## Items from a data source
--------------------
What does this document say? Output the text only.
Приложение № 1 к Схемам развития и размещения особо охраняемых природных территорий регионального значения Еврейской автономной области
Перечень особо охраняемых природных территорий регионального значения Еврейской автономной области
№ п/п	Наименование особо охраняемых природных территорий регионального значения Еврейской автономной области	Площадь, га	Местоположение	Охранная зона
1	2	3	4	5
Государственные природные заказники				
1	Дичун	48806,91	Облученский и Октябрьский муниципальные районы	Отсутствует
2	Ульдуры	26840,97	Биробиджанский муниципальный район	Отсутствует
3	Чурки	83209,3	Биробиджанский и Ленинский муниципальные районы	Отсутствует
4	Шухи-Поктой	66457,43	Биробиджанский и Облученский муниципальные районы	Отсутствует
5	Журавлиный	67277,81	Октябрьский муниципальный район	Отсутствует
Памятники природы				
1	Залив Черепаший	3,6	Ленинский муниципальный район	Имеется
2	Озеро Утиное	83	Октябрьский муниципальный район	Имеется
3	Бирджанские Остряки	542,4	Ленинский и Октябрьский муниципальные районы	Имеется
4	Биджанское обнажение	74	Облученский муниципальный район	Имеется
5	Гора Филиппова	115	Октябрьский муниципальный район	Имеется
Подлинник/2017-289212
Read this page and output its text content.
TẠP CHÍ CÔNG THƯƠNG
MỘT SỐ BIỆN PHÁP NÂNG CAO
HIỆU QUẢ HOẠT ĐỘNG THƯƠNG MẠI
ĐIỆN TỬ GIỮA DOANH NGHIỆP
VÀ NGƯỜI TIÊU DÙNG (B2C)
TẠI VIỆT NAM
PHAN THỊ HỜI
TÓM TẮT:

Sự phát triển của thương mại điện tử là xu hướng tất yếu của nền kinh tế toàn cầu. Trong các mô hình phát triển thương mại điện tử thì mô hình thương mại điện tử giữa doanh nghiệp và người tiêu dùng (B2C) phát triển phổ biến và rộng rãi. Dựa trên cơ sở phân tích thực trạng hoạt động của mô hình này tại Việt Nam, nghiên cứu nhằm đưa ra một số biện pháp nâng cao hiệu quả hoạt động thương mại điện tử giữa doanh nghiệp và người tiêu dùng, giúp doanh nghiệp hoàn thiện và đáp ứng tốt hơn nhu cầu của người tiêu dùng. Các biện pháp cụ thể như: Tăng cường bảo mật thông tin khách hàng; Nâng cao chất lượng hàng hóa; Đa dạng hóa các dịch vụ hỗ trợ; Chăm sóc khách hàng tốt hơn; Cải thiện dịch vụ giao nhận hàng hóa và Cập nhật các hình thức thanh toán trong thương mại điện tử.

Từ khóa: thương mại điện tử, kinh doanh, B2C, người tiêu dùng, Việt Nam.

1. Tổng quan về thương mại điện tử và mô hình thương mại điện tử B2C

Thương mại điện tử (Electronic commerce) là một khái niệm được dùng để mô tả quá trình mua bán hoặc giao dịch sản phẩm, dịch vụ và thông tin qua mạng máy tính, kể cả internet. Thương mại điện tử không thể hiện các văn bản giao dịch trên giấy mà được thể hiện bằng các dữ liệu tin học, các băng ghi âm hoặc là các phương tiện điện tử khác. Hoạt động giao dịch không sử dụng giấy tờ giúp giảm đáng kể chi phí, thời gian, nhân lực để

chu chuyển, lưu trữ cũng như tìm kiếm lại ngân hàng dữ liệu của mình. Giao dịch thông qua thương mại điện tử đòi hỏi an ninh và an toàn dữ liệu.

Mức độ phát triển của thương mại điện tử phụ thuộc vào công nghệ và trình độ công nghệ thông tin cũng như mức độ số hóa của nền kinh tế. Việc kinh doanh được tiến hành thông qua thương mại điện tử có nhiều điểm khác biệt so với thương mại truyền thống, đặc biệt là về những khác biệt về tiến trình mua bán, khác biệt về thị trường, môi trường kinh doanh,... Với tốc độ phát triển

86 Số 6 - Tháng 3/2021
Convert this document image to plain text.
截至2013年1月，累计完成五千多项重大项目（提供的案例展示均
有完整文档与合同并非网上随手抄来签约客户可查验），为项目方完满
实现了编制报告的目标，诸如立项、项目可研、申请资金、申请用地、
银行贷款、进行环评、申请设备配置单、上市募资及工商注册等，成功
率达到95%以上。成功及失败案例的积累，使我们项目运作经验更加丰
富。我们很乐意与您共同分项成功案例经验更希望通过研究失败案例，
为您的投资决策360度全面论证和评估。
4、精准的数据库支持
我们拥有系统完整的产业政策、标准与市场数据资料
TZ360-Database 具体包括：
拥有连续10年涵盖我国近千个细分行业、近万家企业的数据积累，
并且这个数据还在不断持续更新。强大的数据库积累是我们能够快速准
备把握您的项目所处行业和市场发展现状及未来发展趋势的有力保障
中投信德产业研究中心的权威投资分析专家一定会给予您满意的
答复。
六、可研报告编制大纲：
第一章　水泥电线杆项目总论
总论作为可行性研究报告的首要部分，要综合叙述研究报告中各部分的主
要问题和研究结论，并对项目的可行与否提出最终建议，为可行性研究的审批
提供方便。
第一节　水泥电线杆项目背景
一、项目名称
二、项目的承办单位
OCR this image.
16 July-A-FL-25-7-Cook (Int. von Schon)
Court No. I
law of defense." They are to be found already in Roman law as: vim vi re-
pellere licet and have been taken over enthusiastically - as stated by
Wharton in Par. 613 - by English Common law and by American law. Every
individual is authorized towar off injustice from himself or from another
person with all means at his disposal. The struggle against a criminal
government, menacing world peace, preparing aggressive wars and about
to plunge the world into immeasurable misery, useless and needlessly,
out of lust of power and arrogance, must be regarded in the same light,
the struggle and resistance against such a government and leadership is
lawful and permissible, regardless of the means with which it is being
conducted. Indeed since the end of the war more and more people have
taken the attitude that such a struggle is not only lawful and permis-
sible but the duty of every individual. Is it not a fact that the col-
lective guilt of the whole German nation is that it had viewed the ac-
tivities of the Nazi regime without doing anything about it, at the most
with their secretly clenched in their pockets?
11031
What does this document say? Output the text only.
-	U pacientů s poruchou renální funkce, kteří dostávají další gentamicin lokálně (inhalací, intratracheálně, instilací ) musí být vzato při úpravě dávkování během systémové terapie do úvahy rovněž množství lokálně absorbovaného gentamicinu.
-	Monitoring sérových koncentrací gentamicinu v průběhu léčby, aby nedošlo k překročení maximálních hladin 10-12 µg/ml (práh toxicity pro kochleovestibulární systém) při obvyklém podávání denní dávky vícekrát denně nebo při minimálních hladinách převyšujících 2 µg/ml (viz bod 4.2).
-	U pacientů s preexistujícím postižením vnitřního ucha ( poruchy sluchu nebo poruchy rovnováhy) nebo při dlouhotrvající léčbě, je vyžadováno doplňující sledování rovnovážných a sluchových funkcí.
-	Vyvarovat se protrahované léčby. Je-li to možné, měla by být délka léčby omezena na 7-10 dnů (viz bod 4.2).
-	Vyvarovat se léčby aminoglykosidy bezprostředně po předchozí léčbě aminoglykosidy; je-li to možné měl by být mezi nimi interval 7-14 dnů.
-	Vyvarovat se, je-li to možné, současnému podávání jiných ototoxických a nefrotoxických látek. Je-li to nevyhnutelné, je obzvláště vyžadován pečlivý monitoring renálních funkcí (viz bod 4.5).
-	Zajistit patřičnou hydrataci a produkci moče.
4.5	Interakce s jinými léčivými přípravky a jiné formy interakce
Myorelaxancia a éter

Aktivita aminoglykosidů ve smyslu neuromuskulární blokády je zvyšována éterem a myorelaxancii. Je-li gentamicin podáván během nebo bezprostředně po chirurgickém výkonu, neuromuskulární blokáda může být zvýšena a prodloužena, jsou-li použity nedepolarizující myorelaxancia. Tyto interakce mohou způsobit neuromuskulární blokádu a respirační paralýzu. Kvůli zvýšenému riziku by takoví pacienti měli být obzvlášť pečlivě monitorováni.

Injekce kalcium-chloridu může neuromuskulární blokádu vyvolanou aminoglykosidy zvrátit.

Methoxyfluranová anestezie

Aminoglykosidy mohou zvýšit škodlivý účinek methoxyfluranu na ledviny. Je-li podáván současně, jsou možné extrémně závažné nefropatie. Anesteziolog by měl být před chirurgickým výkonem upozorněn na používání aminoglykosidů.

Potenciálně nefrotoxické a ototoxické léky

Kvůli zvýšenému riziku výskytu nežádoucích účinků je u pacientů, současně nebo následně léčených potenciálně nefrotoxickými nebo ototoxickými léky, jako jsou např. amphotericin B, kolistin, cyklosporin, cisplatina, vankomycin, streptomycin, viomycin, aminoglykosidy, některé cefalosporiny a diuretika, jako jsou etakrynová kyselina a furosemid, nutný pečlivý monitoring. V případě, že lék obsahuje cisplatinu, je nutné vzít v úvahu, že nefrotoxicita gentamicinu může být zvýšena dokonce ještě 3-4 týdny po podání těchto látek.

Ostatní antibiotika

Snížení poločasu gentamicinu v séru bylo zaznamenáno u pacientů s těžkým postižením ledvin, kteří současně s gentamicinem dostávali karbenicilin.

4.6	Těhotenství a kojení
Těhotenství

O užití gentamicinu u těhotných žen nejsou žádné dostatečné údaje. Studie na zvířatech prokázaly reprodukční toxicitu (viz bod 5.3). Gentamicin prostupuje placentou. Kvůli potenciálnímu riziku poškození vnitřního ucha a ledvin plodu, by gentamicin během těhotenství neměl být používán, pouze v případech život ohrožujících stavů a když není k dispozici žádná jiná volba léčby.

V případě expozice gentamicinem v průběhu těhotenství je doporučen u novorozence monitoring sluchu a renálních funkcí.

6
--------------------
## EXERCISE OBJECTIVE
Copy, from the material, each line that holds the string "about".

## FULL SOLUTION
government, menacing world peace, preparing aggressive wars and about
tivities of the Nazi regime without doing anything about it, at the most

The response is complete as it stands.